## DATASET RECORDS
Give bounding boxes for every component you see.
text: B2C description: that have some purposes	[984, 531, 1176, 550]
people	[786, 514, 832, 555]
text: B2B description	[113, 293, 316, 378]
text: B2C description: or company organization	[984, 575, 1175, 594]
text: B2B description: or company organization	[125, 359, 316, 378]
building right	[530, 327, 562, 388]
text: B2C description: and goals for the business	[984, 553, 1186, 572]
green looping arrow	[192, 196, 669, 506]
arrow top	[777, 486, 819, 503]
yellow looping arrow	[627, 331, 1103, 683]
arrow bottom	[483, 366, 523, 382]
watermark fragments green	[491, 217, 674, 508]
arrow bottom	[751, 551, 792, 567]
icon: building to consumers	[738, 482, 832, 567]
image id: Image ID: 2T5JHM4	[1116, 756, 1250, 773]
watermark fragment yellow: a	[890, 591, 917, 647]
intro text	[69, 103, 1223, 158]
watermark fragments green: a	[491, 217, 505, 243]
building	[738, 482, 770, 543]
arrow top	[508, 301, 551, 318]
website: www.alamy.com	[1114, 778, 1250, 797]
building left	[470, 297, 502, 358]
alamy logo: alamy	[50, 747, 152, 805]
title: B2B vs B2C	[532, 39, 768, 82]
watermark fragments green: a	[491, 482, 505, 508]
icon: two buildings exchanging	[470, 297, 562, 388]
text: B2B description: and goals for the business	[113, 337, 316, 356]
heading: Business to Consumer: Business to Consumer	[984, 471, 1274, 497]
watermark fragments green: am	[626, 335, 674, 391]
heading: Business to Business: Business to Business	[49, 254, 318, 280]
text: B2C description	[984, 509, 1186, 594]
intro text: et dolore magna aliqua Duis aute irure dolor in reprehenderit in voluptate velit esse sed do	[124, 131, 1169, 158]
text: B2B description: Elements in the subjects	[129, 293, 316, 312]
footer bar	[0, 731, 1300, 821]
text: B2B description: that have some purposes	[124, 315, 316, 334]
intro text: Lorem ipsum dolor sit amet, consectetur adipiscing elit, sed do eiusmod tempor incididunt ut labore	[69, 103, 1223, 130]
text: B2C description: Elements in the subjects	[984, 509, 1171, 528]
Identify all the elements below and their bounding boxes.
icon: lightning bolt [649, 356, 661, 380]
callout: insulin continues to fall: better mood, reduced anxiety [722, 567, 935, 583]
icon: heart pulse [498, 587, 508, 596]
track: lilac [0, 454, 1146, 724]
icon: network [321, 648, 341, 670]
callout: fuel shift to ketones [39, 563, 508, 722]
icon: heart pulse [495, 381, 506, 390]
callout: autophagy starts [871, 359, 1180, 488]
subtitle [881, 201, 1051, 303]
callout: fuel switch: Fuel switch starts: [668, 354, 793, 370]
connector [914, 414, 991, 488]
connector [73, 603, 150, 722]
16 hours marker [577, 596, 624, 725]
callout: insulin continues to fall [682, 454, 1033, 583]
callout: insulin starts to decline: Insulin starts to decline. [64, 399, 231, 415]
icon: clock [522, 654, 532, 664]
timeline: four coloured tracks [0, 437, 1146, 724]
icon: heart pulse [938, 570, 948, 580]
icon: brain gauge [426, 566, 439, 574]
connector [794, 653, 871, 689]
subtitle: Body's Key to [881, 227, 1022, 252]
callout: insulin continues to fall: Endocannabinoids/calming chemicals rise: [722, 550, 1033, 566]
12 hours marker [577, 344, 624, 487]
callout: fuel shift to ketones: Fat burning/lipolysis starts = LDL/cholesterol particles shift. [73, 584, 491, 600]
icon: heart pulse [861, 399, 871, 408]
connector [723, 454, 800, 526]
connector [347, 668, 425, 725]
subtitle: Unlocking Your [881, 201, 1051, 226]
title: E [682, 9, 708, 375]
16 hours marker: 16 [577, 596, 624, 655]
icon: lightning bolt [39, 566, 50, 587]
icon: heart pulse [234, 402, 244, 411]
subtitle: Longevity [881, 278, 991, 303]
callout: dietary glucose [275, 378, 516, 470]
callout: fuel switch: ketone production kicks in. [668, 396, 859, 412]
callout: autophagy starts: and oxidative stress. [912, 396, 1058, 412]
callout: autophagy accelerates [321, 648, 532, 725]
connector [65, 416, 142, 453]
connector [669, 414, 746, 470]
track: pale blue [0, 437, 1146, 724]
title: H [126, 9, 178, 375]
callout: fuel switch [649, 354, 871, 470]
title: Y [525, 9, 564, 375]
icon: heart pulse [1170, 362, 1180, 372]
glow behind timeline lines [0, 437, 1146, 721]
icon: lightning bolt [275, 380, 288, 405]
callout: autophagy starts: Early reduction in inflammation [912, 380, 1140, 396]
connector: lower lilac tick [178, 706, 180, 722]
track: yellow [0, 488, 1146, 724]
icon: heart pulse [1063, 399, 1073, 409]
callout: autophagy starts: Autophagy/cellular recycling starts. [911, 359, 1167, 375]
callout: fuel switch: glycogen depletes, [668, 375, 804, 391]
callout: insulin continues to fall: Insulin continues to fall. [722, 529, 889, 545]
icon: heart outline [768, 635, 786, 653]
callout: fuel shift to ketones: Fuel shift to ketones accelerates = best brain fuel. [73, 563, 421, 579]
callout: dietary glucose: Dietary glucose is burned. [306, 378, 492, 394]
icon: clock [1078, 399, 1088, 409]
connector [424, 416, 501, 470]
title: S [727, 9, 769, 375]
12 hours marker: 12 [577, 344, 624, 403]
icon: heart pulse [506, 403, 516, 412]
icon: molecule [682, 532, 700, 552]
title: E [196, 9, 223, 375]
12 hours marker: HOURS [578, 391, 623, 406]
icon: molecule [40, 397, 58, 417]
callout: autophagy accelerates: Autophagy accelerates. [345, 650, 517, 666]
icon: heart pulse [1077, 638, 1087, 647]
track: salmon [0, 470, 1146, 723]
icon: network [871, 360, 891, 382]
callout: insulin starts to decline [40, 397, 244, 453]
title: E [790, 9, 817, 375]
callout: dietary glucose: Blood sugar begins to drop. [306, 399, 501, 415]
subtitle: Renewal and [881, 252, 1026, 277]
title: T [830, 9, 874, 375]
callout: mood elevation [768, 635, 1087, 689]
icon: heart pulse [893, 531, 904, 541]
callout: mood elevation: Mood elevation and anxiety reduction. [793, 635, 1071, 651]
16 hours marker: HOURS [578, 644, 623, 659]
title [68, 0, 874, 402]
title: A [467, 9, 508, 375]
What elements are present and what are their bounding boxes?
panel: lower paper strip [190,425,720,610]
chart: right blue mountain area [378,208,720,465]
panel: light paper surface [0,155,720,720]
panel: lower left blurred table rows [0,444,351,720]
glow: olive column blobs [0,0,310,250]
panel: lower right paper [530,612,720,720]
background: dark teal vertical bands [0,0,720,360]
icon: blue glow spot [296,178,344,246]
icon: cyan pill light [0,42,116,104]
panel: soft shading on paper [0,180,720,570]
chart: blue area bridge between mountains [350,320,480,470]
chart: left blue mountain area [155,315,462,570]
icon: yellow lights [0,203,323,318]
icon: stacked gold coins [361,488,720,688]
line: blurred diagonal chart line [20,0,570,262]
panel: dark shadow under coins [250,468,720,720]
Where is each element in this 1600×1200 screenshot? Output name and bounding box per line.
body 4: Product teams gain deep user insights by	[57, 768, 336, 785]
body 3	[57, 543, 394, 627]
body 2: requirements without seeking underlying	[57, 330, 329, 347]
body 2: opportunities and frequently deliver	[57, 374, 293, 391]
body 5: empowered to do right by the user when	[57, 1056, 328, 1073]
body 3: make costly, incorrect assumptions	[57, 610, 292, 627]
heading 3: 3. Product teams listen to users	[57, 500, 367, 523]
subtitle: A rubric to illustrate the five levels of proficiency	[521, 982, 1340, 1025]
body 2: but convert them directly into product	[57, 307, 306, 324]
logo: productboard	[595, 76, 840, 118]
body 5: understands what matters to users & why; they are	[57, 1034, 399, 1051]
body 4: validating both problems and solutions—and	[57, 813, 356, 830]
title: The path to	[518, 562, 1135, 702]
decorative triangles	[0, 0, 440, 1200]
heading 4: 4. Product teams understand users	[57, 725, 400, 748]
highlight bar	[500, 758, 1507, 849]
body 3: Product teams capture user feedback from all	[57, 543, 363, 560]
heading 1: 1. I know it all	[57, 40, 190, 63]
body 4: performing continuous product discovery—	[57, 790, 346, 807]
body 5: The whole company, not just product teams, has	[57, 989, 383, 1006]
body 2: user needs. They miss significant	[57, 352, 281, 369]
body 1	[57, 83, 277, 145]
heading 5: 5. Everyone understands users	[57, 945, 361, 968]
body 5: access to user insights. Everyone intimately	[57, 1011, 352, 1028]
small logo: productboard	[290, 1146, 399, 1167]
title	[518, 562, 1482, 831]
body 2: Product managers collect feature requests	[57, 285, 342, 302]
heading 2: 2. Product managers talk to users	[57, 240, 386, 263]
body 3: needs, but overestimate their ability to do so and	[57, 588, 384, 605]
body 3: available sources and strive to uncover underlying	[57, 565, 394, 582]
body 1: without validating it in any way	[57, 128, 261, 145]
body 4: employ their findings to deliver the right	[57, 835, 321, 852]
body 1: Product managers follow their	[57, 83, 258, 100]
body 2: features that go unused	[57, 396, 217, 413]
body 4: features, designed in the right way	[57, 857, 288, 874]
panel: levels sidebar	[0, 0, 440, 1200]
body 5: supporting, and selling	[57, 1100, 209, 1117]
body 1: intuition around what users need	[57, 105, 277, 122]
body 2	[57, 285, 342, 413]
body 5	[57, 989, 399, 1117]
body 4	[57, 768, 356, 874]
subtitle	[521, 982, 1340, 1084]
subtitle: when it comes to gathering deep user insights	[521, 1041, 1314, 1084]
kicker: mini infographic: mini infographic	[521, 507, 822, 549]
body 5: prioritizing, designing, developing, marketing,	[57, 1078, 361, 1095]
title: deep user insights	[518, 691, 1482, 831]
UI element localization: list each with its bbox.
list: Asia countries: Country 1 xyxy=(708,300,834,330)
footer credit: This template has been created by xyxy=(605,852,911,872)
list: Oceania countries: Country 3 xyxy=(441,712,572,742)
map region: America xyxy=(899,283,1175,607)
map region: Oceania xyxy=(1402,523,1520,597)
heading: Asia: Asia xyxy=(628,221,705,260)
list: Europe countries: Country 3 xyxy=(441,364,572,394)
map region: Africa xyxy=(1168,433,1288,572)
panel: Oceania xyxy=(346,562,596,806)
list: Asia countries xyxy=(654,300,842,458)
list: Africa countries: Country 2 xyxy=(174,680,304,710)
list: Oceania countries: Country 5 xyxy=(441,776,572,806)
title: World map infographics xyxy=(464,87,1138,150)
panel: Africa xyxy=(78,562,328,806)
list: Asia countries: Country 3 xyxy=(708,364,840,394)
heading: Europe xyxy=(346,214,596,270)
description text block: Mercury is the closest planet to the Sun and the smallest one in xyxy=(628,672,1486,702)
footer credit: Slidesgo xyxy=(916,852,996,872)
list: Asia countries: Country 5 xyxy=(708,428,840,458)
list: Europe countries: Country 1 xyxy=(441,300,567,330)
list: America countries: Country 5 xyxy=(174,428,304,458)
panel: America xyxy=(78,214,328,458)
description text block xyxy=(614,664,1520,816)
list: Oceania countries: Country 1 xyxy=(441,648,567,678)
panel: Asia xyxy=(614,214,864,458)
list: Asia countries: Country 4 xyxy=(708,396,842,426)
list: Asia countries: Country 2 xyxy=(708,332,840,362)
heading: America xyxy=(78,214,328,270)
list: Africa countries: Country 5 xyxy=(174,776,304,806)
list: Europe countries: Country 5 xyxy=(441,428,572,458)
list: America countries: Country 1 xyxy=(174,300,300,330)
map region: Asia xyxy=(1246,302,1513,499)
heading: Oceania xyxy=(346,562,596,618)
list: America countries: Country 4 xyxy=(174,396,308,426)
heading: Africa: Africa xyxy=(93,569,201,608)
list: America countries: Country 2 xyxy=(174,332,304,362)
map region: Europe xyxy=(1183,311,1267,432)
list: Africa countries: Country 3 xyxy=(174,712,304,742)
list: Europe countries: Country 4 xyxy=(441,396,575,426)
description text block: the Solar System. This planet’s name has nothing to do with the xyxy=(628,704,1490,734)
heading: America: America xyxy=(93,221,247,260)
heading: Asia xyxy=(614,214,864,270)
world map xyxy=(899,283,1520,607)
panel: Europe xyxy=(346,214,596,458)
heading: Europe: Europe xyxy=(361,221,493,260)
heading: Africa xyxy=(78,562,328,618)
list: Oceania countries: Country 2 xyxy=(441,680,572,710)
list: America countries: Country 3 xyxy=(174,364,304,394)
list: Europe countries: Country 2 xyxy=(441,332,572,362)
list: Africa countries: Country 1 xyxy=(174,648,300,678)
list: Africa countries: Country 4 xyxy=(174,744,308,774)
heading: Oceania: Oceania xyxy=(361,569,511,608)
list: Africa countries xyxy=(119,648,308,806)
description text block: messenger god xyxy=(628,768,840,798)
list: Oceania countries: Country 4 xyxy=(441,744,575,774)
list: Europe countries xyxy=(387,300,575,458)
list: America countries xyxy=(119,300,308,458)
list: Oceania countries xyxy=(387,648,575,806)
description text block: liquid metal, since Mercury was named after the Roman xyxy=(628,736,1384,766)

## REQUIREMENT
Reproduce everything from the start of the listing down to the line containing "icon: building to", substituting "curved" for "looping" and leaving all else unchanged.

## COMPLETE RESPONSE
Give bounding boxes for every component you see.
text: B2C description: that have some purposes	[984, 531, 1176, 550]
people	[786, 514, 832, 555]
text: B2B description	[113, 293, 316, 378]
text: B2C description: or company organization	[984, 575, 1175, 594]
text: B2B description: or company organization	[125, 359, 316, 378]
building right	[530, 327, 562, 388]
text: B2C description: and goals for the business	[984, 553, 1186, 572]
green curved arrow	[192, 196, 669, 506]
arrow top	[777, 486, 819, 503]
yellow curved arrow	[627, 331, 1103, 683]
arrow bottom	[483, 366, 523, 382]
watermark fragments green	[491, 217, 674, 508]
arrow bottom	[751, 551, 792, 567]
icon: building to consumers	[738, 482, 832, 567]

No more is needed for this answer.